Exercise details:
Print all records exactly, leaving nothing out.

--- begin Exercise material ---

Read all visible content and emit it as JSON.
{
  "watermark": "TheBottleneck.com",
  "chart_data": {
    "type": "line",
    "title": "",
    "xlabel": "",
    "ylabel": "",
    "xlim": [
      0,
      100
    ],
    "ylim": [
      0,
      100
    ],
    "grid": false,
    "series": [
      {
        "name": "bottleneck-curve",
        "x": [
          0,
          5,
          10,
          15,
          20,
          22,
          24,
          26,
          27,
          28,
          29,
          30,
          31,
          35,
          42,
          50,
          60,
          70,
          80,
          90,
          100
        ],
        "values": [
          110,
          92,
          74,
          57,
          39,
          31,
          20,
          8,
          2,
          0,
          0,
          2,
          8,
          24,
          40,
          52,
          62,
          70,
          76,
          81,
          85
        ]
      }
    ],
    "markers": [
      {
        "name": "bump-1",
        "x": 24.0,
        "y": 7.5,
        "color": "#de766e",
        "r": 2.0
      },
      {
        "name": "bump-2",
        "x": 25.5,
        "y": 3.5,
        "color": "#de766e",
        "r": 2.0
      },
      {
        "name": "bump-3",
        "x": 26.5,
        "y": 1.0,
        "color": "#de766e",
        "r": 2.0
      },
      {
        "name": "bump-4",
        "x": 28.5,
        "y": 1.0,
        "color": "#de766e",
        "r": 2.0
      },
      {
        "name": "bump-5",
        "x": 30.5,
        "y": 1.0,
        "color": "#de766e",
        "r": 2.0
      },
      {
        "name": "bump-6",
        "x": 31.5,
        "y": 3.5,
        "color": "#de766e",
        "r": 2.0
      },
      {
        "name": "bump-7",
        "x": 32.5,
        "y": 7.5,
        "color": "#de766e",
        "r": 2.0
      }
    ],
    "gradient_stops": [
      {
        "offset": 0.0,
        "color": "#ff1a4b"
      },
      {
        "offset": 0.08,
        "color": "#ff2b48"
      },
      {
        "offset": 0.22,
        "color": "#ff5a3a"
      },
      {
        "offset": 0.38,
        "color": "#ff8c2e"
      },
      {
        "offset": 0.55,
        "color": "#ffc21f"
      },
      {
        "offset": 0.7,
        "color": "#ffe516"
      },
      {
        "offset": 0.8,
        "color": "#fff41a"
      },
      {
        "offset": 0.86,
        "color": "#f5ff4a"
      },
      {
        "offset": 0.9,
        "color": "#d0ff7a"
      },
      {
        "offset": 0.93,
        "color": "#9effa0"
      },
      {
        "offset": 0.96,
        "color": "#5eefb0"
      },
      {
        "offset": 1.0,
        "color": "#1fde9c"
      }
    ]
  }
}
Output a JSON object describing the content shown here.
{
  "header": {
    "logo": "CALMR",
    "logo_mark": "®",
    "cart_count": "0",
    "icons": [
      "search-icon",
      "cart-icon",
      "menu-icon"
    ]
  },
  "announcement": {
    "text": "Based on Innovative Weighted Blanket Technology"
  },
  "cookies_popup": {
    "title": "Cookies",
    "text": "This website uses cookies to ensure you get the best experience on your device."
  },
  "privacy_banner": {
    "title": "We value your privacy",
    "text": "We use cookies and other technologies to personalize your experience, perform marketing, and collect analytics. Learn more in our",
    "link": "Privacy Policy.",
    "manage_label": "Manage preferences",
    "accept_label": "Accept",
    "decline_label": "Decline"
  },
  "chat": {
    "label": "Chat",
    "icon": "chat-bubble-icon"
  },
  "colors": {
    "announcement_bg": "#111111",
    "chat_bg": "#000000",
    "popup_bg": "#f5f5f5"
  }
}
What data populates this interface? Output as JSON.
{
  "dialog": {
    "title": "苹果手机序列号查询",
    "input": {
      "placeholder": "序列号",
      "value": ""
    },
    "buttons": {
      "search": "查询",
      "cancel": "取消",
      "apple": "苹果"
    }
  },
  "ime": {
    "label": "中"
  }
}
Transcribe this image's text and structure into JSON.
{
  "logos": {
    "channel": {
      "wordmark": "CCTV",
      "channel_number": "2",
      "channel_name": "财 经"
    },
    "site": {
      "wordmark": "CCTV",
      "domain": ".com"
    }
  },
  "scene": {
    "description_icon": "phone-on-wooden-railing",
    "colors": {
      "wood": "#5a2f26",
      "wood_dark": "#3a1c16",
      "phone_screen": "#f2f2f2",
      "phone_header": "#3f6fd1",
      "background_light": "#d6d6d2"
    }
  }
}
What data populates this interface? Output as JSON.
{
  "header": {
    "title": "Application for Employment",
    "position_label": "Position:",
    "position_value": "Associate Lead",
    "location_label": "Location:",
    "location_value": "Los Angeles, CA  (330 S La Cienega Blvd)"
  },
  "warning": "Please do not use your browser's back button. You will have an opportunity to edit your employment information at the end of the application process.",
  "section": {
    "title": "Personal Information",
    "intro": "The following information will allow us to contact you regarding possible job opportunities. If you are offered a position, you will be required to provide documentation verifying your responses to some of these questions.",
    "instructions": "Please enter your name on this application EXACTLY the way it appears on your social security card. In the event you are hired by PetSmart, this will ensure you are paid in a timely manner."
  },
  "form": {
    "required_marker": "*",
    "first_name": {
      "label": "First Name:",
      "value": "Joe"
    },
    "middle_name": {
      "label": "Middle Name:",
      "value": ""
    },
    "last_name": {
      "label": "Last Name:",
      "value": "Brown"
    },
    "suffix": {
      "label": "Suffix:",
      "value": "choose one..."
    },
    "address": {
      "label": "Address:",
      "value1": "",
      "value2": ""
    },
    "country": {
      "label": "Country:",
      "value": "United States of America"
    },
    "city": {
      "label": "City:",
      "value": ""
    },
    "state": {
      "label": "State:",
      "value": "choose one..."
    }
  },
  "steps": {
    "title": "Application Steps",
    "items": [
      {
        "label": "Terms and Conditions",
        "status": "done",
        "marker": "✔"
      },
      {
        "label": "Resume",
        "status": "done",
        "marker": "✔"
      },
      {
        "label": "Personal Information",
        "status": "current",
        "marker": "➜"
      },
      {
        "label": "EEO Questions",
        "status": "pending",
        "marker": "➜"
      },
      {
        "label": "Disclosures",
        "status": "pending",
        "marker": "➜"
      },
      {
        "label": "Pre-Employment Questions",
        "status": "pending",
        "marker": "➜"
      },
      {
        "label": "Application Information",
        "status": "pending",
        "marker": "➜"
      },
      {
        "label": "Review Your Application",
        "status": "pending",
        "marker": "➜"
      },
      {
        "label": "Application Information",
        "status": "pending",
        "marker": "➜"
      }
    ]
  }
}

--- end Exercise material ---

Solution to this task:
Read all visible content and emit it as JSON.
{
  "watermark": "TheBottleneck.com",
  "chart_data": {
    "type": "line",
    "title": "",
    "xlabel": "",
    "ylabel": "",
    "xlim": [
      0,
      100
    ],
    "ylim": [
      0,
      100
    ],
    "grid": false,
    "series": [
      {
        "name": "bottleneck-curve",
        "x": [
          0,
          5,
          10,
          15,
          20,
          22,
          24,
          26,
          27,
          28,
          29,
          30,
          31,
          35,
          42,
          50,
          60,
          70,
          80,
          90,
          100
        ],
        "values": [
          110,
          92,
          74,
          57,
          39,
          31,
          20,
          8,
          2,
          0,
          0,
          2,
          8,
          24,
          40,
          52,
          62,
          70,
          76,
          81,
          85
        ]
      }
    ],
    "markers": [
      {
        "name": "bump-1",
        "x": 24.0,
        "y": 7.5,
        "color": "#de766e",
        "r": 2.0
      },
      {
        "name": "bump-2",
        "x": 25.5,
        "y": 3.5,
        "color": "#de766e",
        "r": 2.0
      },
      {
        "name": "bump-3",
        "x": 26.5,
        "y": 1.0,
        "color": "#de766e",
        "r": 2.0
      },
      {
        "name": "bump-4",
        "x": 28.5,
        "y": 1.0,
        "color": "#de766e",
        "r": 2.0
      },
      {
        "name": "bump-5",
        "x": 30.5,
        "y": 1.0,
        "color": "#de766e",
        "r": 2.0
      },
      {
        "name": "bump-6",
        "x": 31.5,
        "y": 3.5,
        "color": "#de766e",
        "r": 2.0
      },
      {
        "name": "bump-7",
        "x": 32.5,
        "y": 7.5,
        "color": "#de766e",
        "r": 2.0
      }
    ],
    "gradient_stops": [
      {
        "offset": 0.0,
        "color": "#ff1a4b"
      },
      {
        "offset": 0.08,
        "color": "#ff2b48"
      },
      {
        "offset": 0.22,
        "color": "#ff5a3a"
      },
      {
        "offset": 0.38,
        "color": "#ff8c2e"
      },
      {
        "offset": 0.55,
        "color": "#ffc21f"
      },
      {
        "offset": 0.7,
        "color": "#ffe516"
      },
      {
        "offset": 0.8,
        "color": "#fff41a"
      },
      {
        "offset": 0.86,
        "color": "#f5ff4a"
      },
      {
        "offset": 0.9,
        "color": "#d0ff7a"
      },
      {
        "offset": 0.93,
        "color": "#9effa0"
      },
      {
        "offset": 0.96,
        "color": "#5eefb0"
      },
      {
        "offset": 1.0,
        "color": "#1fde9c"
      }
    ]
  }
}
Output a JSON object describing the content shown here.
{
  "header": {
    "logo": "CALMR",
    "logo_mark": "®",
    "cart_count": "0",
    "icons": [
      "search-icon",
      "cart-icon",
      "menu-icon"
    ]
  },
  "announcement": {
    "text": "Based on Innovative Weighted Blanket Technology"
  },
  "cookies_popup": {
    "title": "Cookies",
    "text": "This website uses cookies to ensure you get the best experience on your device."
  },
  "privacy_banner": {
    "title": "We value your privacy",
    "text": "We use cookies and other technologies to personalize your experience, perform marketing, and collect analytics. Learn more in our",
    "link": "Privacy Policy.",
    "manage_label": "Manage preferences",
    "accept_label": "Accept",
    "decline_label": "Decline"
  },
  "chat": {
    "label": "Chat",
    "icon": "chat-bubble-icon"
  },
  "colors": {
    "announcement_bg": "#111111",
    "chat_bg": "#000000",
    "popup_bg": "#f5f5f5"
  }
}
What data populates this interface? Output as JSON.
{
  "dialog": {
    "title": "苹果手机序列号查询",
    "input": {
      "placeholder": "序列号",
      "value": ""
    },
    "buttons": {
      "search": "查询",
      "cancel": "取消",
      "apple": "苹果"
    }
  },
  "ime": {
    "label": "中"
  }
}
Transcribe this image's text and structure into JSON.
{
  "logos": {
    "channel": {
      "wordmark": "CCTV",
      "channel_number": "2",
      "channel_name": "财 经"
    },
    "site": {
      "wordmark": "CCTV",
      "domain": ".com"
    }
  },
  "scene": {
    "description_icon": "phone-on-wooden-railing",
    "colors": {
      "wood": "#5a2f26",
      "wood_dark": "#3a1c16",
      "phone_screen": "#f2f2f2",
      "phone_header": "#3f6fd1",
      "background_light": "#d6d6d2"
    }
  }
}
What data populates this interface? Output as JSON.
{
  "header": {
    "title": "Application for Employment",
    "position_label": "Position:",
    "position_value": "Associate Lead",
    "location_label": "Location:",
    "location_value": "Los Angeles, CA  (330 S La Cienega Blvd)"
  },
  "warning": "Please do not use your browser's back button. You will have an opportunity to edit your employment information at the end of the application process.",
  "section": {
    "title": "Personal Information",
    "intro": "The following information will allow us to contact you regarding possible job opportunities. If you are offered a position, you will be required to provide documentation verifying your responses to some of these questions.",
    "instructions": "Please enter your name on this application EXACTLY the way it appears on your social security card. In the event you are hired by PetSmart, this will ensure you are paid in a timely manner."
  },
  "form": {
    "required_marker": "*",
    "first_name": {
      "label": "First Name:",
      "value": "Joe"
    },
    "middle_name": {
      "label": "Middle Name:",
      "value": ""
    },
    "last_name": {
      "label": "Last Name:",
      "value": "Brown"
    },
    "suffix": {
      "label": "Suffix:",
      "value": "choose one..."
    },
    "address": {
      "label": "Address:",
      "value1": "",
      "value2": ""
    },
    "country": {
      "label": "Country:",
      "value": "United States of America"
    },
    "city": {
      "label": "City:",
      "value": ""
    },
    "state": {
      "label": "State:",
      "value": "choose one..."
    }
  },
  "steps": {
    "title": "Application Steps",
    "items": [
      {
        "label": "Terms and Conditions",
        "status": "done",
        "marker": "✔"
      },
      {
        "label": "Resume",
        "status": "done",
        "marker": "✔"
      },
      {
        "label": "Personal Information",
        "status": "current",
        "marker": "➜"
      },
      {
        "label": "EEO Questions",
        "status": "pending",
        "marker": "➜"
      },
      {
        "label": "Disclosures",
        "status": "pending",
        "marker": "➜"
      },
      {
        "label": "Pre-Employment Questions",
        "status": "pending",
        "marker": "➜"
      },
      {
        "label": "Application Information",
        "status": "pending",
        "marker": "➜"
      },
      {
        "label": "Review Your Application",
        "status": "pending",
        "marker": "➜"
      },
      {
        "label": "Application Information",
        "status": "pending",
        "marker": "➜"
      }
    ]
  }
}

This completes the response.